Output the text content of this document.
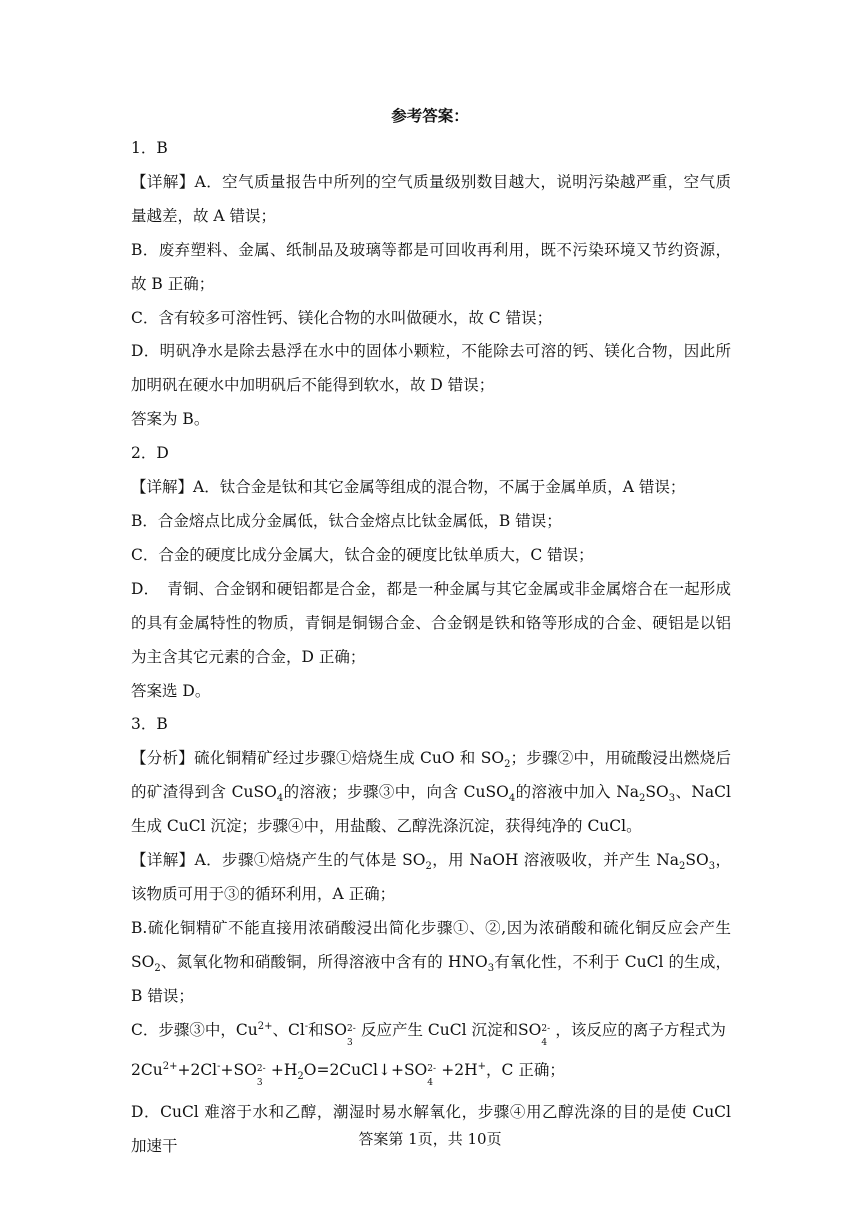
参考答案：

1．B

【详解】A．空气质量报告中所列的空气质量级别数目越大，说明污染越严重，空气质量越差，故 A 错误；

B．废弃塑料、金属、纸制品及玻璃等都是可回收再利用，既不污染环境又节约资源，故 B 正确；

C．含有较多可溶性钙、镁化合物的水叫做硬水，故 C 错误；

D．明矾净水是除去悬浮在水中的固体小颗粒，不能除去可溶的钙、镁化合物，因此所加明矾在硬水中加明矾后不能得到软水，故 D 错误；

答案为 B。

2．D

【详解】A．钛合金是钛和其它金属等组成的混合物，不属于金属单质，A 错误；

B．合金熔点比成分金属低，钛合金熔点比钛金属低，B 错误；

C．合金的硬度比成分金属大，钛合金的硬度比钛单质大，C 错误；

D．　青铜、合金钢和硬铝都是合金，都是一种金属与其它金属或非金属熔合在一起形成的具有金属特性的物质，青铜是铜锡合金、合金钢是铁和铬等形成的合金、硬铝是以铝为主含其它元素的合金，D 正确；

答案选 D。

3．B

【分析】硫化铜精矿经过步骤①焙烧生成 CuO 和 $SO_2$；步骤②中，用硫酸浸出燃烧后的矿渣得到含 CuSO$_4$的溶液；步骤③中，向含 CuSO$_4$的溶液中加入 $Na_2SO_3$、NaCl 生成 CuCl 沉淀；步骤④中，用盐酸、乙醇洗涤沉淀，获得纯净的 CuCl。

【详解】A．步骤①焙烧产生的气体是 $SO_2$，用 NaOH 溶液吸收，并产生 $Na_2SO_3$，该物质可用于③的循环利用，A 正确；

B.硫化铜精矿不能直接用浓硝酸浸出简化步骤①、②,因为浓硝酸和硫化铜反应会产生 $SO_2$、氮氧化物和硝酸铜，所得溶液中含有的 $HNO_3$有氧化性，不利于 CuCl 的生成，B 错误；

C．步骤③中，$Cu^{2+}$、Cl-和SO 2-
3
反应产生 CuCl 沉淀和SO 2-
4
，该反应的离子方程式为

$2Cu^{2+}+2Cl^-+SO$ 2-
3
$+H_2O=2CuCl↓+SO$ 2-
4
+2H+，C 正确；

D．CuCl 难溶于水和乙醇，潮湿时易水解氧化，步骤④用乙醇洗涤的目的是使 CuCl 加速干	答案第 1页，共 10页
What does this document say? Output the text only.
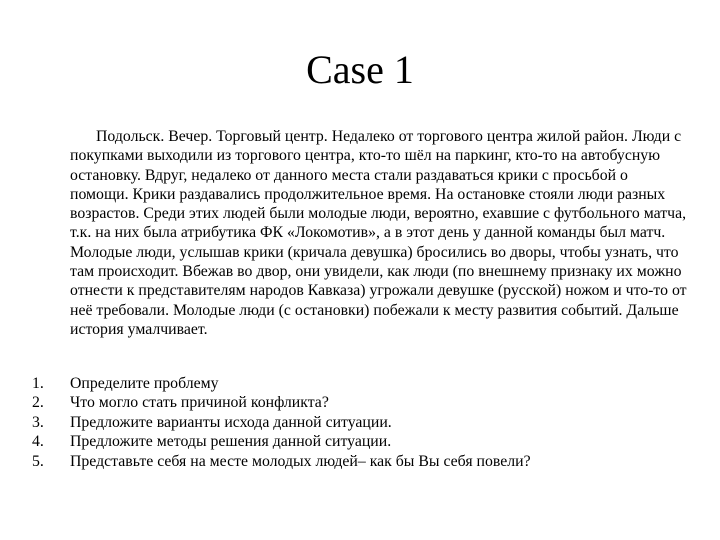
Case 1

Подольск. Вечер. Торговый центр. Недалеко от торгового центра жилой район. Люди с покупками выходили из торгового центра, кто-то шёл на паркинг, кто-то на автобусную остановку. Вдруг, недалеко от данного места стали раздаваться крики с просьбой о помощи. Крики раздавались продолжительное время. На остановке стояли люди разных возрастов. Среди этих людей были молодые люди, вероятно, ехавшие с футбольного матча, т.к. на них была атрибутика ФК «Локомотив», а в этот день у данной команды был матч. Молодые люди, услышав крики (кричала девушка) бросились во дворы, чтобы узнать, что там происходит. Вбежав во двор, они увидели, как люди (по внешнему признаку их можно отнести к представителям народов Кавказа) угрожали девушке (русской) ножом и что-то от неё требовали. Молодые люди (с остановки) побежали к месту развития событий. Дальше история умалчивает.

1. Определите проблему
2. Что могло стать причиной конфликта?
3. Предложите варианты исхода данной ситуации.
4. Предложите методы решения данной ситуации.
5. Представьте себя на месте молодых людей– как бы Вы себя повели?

:::

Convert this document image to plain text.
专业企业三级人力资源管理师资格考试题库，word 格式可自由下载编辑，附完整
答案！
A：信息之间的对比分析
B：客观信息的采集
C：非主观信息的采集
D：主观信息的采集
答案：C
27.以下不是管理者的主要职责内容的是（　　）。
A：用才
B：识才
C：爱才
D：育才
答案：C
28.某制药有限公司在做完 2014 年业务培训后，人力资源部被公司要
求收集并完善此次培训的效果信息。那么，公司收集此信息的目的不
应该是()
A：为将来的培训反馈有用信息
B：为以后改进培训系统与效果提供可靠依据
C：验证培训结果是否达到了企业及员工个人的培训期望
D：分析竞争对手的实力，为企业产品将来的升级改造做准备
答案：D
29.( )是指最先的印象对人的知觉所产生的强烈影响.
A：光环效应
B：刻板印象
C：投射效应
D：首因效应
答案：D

:::

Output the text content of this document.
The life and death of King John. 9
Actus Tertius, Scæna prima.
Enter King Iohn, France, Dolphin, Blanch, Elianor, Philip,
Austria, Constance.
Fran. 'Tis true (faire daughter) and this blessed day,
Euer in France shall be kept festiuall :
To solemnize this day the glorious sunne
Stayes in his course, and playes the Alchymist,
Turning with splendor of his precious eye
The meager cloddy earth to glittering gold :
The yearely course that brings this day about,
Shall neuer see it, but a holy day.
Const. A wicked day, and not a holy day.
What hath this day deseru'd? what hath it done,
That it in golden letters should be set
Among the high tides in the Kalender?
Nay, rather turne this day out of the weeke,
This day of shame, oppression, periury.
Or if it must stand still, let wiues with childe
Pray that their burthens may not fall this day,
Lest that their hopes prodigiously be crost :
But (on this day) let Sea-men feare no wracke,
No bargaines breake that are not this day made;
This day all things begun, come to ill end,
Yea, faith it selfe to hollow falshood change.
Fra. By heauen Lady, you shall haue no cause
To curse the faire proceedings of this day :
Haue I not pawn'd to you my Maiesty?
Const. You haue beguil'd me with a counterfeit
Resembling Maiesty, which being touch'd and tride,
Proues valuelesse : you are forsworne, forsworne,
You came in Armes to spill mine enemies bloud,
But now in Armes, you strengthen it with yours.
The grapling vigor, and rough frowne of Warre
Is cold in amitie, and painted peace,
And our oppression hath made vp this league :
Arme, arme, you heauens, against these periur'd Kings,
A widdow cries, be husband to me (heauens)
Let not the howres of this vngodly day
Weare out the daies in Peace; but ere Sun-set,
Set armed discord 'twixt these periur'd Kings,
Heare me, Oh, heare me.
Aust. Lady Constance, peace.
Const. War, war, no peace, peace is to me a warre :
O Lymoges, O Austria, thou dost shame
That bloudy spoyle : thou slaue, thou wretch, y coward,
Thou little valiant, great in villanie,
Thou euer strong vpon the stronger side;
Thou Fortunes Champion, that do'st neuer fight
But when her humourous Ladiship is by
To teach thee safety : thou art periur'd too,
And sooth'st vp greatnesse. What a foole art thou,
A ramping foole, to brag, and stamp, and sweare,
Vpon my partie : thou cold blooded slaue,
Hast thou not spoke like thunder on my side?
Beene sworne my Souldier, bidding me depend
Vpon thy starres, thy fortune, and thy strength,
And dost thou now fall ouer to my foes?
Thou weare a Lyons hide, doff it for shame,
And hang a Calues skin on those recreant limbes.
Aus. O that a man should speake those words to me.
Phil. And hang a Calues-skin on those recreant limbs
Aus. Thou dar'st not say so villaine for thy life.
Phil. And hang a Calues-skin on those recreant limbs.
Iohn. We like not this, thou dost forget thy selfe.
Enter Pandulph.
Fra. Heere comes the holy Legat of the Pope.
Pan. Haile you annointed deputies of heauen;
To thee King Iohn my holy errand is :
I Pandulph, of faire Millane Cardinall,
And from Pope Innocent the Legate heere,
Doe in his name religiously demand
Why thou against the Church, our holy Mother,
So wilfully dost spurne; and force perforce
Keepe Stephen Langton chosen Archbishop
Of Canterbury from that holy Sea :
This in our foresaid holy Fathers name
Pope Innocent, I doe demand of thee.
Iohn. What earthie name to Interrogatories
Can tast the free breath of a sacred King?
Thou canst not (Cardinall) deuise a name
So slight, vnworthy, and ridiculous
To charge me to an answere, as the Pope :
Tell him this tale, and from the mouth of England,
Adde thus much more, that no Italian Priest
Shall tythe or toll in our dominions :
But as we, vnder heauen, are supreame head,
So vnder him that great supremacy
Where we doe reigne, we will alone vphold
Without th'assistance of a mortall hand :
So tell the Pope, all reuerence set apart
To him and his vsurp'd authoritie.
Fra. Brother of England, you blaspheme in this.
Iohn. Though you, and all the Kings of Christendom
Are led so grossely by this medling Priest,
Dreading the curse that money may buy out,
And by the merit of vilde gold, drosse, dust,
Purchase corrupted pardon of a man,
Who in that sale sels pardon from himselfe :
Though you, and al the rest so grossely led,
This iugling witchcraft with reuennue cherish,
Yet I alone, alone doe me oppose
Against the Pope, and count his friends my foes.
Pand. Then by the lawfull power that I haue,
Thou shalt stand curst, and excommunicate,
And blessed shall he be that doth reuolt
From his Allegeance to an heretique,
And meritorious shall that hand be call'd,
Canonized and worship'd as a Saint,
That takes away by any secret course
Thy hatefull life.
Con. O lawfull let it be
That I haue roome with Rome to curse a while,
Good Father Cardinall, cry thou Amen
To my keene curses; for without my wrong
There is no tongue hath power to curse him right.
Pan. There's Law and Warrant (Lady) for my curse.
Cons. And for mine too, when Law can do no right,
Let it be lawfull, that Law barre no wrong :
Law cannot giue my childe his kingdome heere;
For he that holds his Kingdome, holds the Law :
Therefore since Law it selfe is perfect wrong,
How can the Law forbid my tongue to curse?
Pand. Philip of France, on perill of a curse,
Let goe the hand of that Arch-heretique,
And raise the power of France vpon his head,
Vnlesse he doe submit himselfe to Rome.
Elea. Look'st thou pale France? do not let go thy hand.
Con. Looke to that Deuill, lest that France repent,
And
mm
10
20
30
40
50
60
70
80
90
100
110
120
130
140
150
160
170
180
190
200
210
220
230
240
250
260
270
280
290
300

:::

» **PROBLEM STATEMENT**
Copy the lines from the entries above in which the word "course" appears.

» **EXERCISE RESPONSE**
Stayes in his course, and playes the Alchymist,
The yearely course that brings this day about,
That takes away by any secret course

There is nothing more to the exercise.